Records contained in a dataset
------
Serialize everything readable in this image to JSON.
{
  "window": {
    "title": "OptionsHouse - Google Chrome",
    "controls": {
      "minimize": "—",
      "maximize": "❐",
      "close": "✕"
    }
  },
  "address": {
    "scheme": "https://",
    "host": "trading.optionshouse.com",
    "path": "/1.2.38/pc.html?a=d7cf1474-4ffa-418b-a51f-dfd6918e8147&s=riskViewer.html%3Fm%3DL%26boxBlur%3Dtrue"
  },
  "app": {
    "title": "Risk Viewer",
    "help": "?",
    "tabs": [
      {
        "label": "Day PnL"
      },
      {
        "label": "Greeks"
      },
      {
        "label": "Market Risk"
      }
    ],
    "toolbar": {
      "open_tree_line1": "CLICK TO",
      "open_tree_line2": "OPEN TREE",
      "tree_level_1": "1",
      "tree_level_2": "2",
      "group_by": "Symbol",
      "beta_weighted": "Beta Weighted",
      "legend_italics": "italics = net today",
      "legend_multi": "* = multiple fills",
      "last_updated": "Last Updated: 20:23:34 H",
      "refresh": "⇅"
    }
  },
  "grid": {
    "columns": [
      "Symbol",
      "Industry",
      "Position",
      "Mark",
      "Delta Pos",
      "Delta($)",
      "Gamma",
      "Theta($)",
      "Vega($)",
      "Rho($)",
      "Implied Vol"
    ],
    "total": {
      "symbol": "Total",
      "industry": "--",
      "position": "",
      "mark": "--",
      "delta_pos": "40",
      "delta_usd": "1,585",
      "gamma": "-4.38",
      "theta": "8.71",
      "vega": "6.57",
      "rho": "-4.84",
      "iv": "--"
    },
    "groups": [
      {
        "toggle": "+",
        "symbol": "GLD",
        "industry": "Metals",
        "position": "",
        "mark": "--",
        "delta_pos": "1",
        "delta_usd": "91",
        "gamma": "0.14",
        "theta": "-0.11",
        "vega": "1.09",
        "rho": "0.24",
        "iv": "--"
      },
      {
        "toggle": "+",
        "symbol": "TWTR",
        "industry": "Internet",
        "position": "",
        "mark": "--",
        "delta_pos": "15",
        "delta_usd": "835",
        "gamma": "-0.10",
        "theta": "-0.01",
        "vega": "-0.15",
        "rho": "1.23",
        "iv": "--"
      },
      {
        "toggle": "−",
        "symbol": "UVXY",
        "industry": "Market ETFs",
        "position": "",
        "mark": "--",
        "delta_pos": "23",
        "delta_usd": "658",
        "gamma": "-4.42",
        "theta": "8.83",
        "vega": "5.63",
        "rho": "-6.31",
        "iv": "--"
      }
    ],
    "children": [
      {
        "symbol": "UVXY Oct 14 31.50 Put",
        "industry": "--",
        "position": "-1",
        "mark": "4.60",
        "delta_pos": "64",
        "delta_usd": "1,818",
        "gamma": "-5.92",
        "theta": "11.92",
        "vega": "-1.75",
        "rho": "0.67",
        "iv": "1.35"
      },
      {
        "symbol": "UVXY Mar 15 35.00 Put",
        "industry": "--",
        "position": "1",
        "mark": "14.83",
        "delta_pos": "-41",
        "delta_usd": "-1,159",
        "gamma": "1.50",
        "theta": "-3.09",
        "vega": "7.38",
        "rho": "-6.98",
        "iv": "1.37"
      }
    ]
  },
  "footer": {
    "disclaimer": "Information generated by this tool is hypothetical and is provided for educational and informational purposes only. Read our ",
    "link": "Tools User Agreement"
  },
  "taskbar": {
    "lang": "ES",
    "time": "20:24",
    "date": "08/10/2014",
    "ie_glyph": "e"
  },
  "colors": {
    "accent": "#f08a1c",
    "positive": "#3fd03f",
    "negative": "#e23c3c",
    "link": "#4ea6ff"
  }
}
------
#### TASK REQUIREMENTS
Give the number of lines in the material above that have the word "UVXY" in them, and nothing more.

#### RESULT OF THIS TASK
3